Entries from a dataset

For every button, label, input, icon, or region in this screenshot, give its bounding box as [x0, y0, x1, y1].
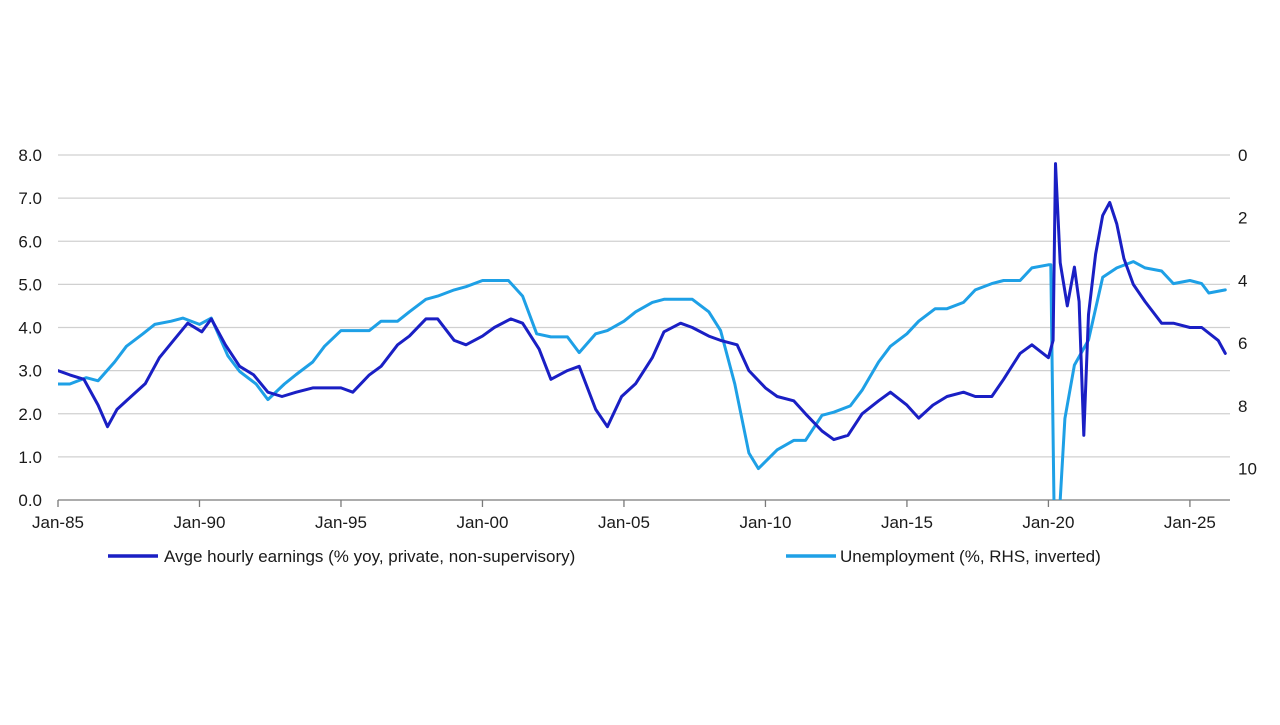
x-tick-label: Jan-95: [315, 513, 367, 532]
y-right-tick-label: 8: [1238, 397, 1247, 416]
x-tick-label: Jan-25: [1164, 513, 1216, 532]
y-left-tick-label: 5.0: [18, 275, 42, 294]
y-right-tick-label: 10: [1238, 460, 1257, 479]
y-left-tick-label: 7.0: [18, 189, 42, 208]
x-tick-label: Jan-85: [32, 513, 84, 532]
legend: Avge hourly earnings (% yoy, private, no…: [108, 547, 1101, 566]
y-left-tick-label: 0.0: [18, 491, 42, 510]
unemployment-series-line: [58, 260, 1227, 500]
y-right-tick-label: 0: [1238, 146, 1247, 165]
legend-label: Unemployment (%, RHS, inverted): [840, 547, 1101, 566]
y-left-tick-label: 1.0: [18, 448, 42, 467]
axes: 0.0 1.0 2.0 3.0 4.0 5.0 6.0 7.0 8.0 0 2 4 6 8 10 Jan-85…: [18, 146, 1257, 532]
x-tick-label: Jan-90: [173, 513, 225, 532]
y-left-tick-label: 2.0: [18, 405, 42, 424]
y-left-tick-label: 4.0: [18, 319, 42, 338]
y-left-tick-label: 3.0: [18, 362, 42, 381]
y-left-tick-label: 6.0: [18, 232, 42, 251]
legend-item: Unemployment (%, RHS, inverted): [786, 547, 1101, 566]
series-lines: [58, 162, 1227, 500]
y-right-tick-label: 6: [1238, 334, 1247, 353]
x-tick-label: Jan-20: [1022, 513, 1074, 532]
y-left-tick-label: 8.0: [18, 146, 42, 165]
y-right-tick-label: 2: [1238, 209, 1247, 228]
earnings-series-line: [58, 162, 1227, 442]
legend-label: Avge hourly earnings (% yoy, private, no…: [164, 547, 575, 566]
legend-item: Avge hourly earnings (% yoy, private, no…: [108, 547, 575, 566]
x-tick-label: Jan-10: [739, 513, 791, 532]
x-tick-label: Jan-00: [456, 513, 508, 532]
x-tick-label: Jan-15: [881, 513, 933, 532]
x-tick-label: Jan-05: [598, 513, 650, 532]
y-right-tick-label: 4: [1238, 271, 1247, 290]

-- Problem requirements --
Update the lines above so that every "x-tick-label" becomes "x-axis-label", with everything else left unchanged. Leave the pictures out of your answer.

-- Written solution --
For every button, label, input, icon, or region in this screenshot, give its bounding box as [x0, y0, x1, y1].
x-axis-label: Jan-95: [315, 513, 367, 532]
y-right-tick-label: 8: [1238, 397, 1247, 416]
x-axis-label: Jan-25: [1164, 513, 1216, 532]
y-left-tick-label: 5.0: [18, 275, 42, 294]
y-right-tick-label: 10: [1238, 460, 1257, 479]
y-left-tick-label: 7.0: [18, 189, 42, 208]
x-axis-label: Jan-85: [32, 513, 84, 532]
legend: Avge hourly earnings (% yoy, private, no…: [108, 547, 1101, 566]
y-left-tick-label: 0.0: [18, 491, 42, 510]
unemployment-series-line: [58, 260, 1227, 500]
y-right-tick-label: 0: [1238, 146, 1247, 165]
legend-label: Unemployment (%, RHS, inverted): [840, 547, 1101, 566]
y-left-tick-label: 1.0: [18, 448, 42, 467]
axes: 0.0 1.0 2.0 3.0 4.0 5.0 6.0 7.0 8.0 0 2 4 6 8 10 Jan-85…: [18, 146, 1257, 532]
x-axis-label: Jan-90: [173, 513, 225, 532]
y-left-tick-label: 2.0: [18, 405, 42, 424]
y-left-tick-label: 4.0: [18, 319, 42, 338]
y-left-tick-label: 3.0: [18, 362, 42, 381]
y-left-tick-label: 6.0: [18, 232, 42, 251]
legend-item: Unemployment (%, RHS, inverted): [786, 547, 1101, 566]
series-lines: [58, 162, 1227, 500]
y-right-tick-label: 6: [1238, 334, 1247, 353]
x-axis-label: Jan-20: [1022, 513, 1074, 532]
y-left-tick-label: 8.0: [18, 146, 42, 165]
y-right-tick-label: 2: [1238, 209, 1247, 228]
earnings-series-line: [58, 162, 1227, 442]
legend-label: Avge hourly earnings (% yoy, private, no…: [164, 547, 575, 566]
legend-item: Avge hourly earnings (% yoy, private, no…: [108, 547, 575, 566]
x-axis-label: Jan-10: [739, 513, 791, 532]
x-axis-label: Jan-00: [456, 513, 508, 532]
x-axis-label: Jan-15: [881, 513, 933, 532]
x-axis-label: Jan-05: [598, 513, 650, 532]
y-right-tick-label: 4: [1238, 271, 1247, 290]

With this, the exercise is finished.